## begin Data

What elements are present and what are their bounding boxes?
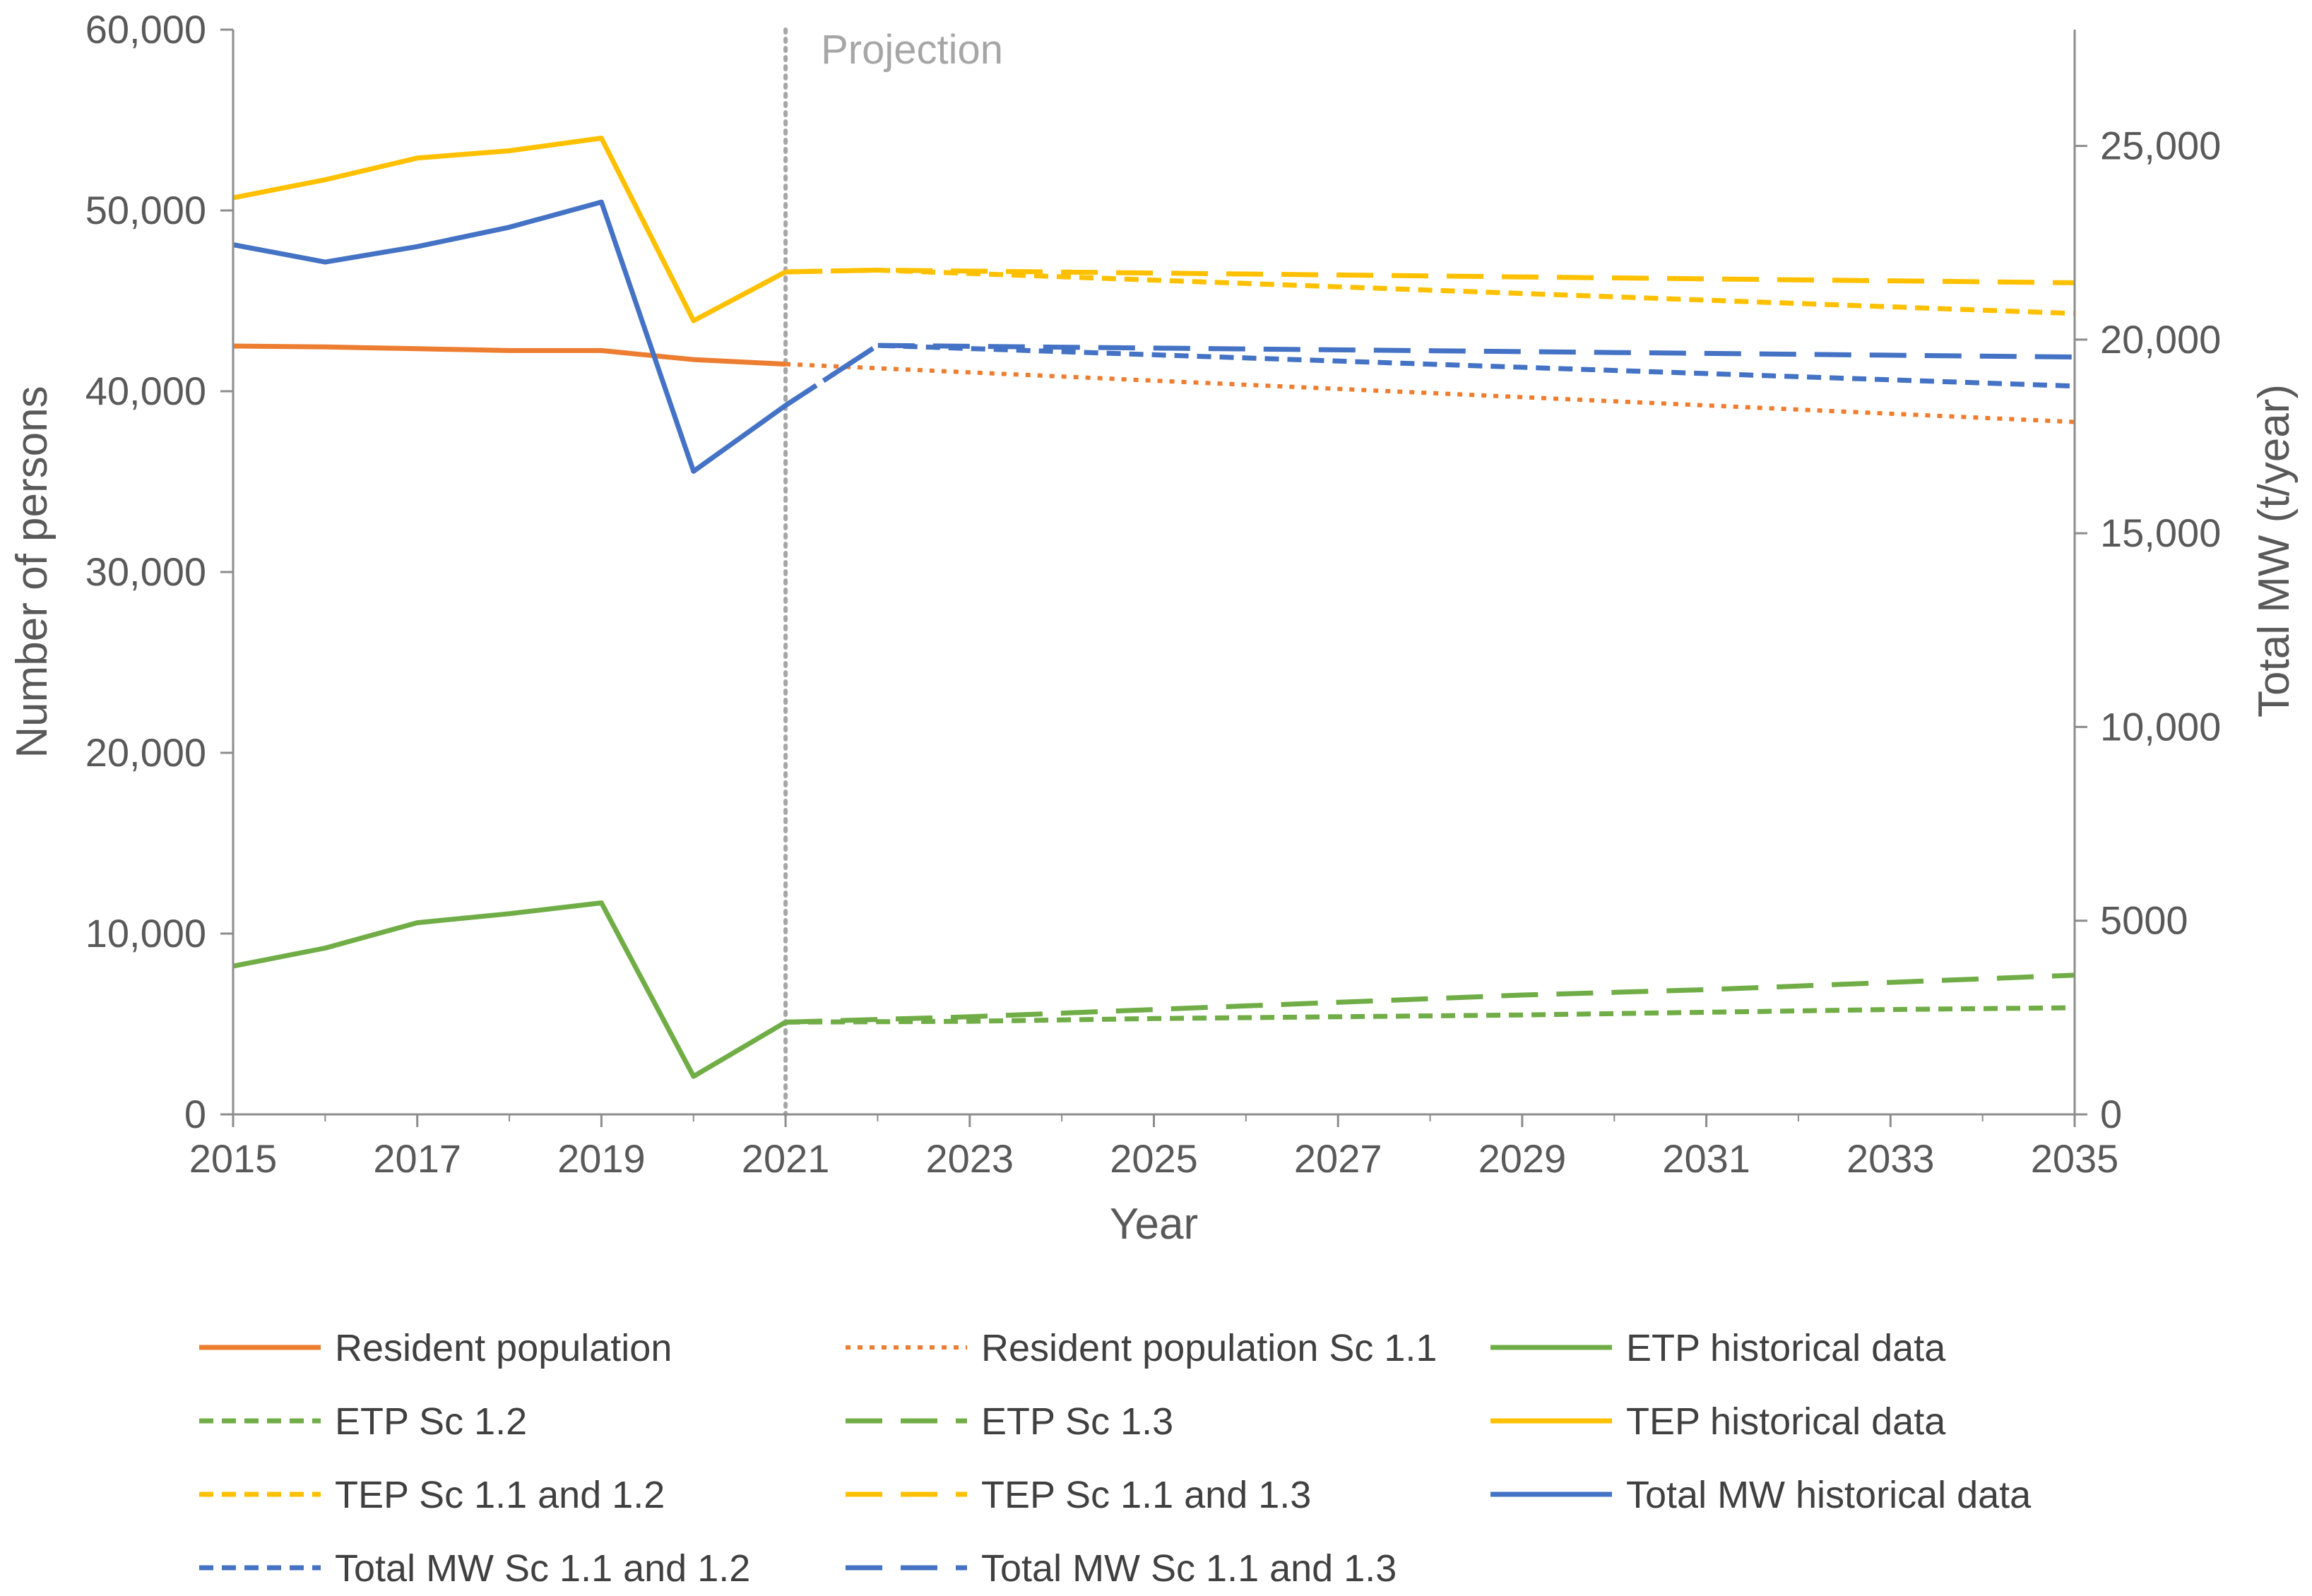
y-tick-label: 10,000 [85,911,206,955]
y-axis-title: Number of persons [8,386,57,758]
x-tick-label: 2015 [189,1136,278,1181]
x-axis-title: Year [1110,1200,1198,1249]
legend-label: TEP historical data [1626,1400,1946,1443]
x-tick-label: 2029 [1478,1136,1567,1181]
legend-label: Resident population [335,1327,672,1369]
series-line-1 [785,362,2075,424]
legend-item: ETP Sc 1.3 [846,1400,1173,1443]
legend-item: Total MW historical data [1490,1474,2032,1516]
legend-item: Total MW Sc 1.1 and 1.2 [199,1547,750,1590]
series-line-6 [786,268,2075,316]
y2-tick-label: 0 [2100,1092,2122,1136]
y-tick-label: 20,000 [85,730,206,775]
y-tick-label: 60,000 [85,7,206,52]
y2-tick-label: 10,000 [2100,704,2221,749]
series-line-2 [232,900,787,1079]
legend-item: Resident population Sc 1.1 [846,1327,1437,1369]
legend-item: Total MW Sc 1.1 and 1.3 [846,1547,1397,1590]
x-tick-label: 2031 [1662,1136,1750,1181]
x-tick-label: 2027 [1294,1136,1382,1181]
legend-label: TEP Sc 1.1 and 1.3 [981,1474,1311,1516]
legend-label: TEP Sc 1.1 and 1.2 [335,1474,665,1516]
y-tick-label: 40,000 [85,369,206,413]
y-tick-label: 50,000 [85,188,206,232]
y-tick-label: 0 [184,1092,206,1136]
series-line-10 [784,343,2075,408]
legend-label: Resident population Sc 1.1 [981,1327,1437,1369]
y2-tick-label: 20,000 [2100,317,2221,362]
projection-label: Projection [821,27,1003,73]
series-line-8 [232,199,788,474]
y2-tick-label: 25,000 [2100,124,2221,168]
x-tick-label: 2035 [2031,1136,2119,1181]
x-tick-label: 2023 [926,1136,1014,1181]
legend-item: TEP Sc 1.1 and 1.3 [846,1474,1311,1516]
series-line-3 [786,1005,2075,1025]
x-tick-label: 2021 [742,1136,830,1181]
legend-item: Resident population [199,1327,672,1369]
x-tick-label: 2033 [1846,1136,1935,1181]
y2-axis-title: Total MW (t/year) [2250,384,2299,717]
series-line-5 [232,136,787,323]
y-tick-label: 30,000 [85,549,206,594]
series-layer [232,136,2075,1079]
legend-label: Total MW historical data [1626,1474,2032,1516]
series-line-4 [785,972,2075,1025]
x-tick-label: 2019 [557,1136,646,1181]
y2-tick-label: 15,000 [2100,511,2221,555]
x-tick-label: 2025 [1110,1136,1198,1181]
y2-tick-label: 5000 [2100,898,2188,943]
legend-label: ETP historical data [1626,1327,1946,1369]
legend-item: ETP Sc 1.2 [199,1400,527,1443]
legend-label: Total MW Sc 1.1 and 1.3 [981,1547,1397,1590]
x-tick-label: 2017 [373,1136,461,1181]
legend: Resident population Resident population S… [199,1327,2032,1590]
legend-label: ETP Sc 1.2 [335,1400,527,1443]
legend-item: ETP historical data [1490,1327,1946,1369]
axes: 0 10,000 20,000 30,000 40,000 50,000 60,000 0 50… [8,7,2299,1249]
legend-label: ETP Sc 1.3 [981,1400,1173,1443]
series-line-7 [786,268,2075,285]
legend-item: TEP historical data [1490,1400,1946,1443]
plot-area: Projection [783,27,1003,1116]
legend-item: TEP Sc 1.1 and 1.2 [199,1474,665,1516]
series-line-0 [232,343,786,367]
legend-label: Total MW Sc 1.1 and 1.2 [335,1547,750,1590]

## end Data

● Problem statement: Convert the records from the line containing "y-tick-label: 10,000 [85,911,206,955]" up to and including the line containing "series-line-1 [785,362,2075,424]" into a Markdown table with the columns Row and Entry. Number each line in Row, give the line itself in Entry, and leave out any blank lines.

● Reply to the task:
| Row | Entry |
|---|---|
| 1 | y-tick-label: 10,000 [85,911,206,955] |
| 2 | y-axis-title: Number of persons [8,386,57,758] |
| 3 | x-tick-label: 2015 [189,1136,278,1181] |
| 4 | x-axis-title: Year [1110,1200,1198,1249] |
| 5 | legend-label: TEP historical data [1626,1400,1946,1443] |
| 6 | x-tick-label: 2029 [1478,1136,1567,1181] |
| 7 | legend-label: Resident population [335,1327,672,1369] |
| 8 | series-line-1 [785,362,2075,424] |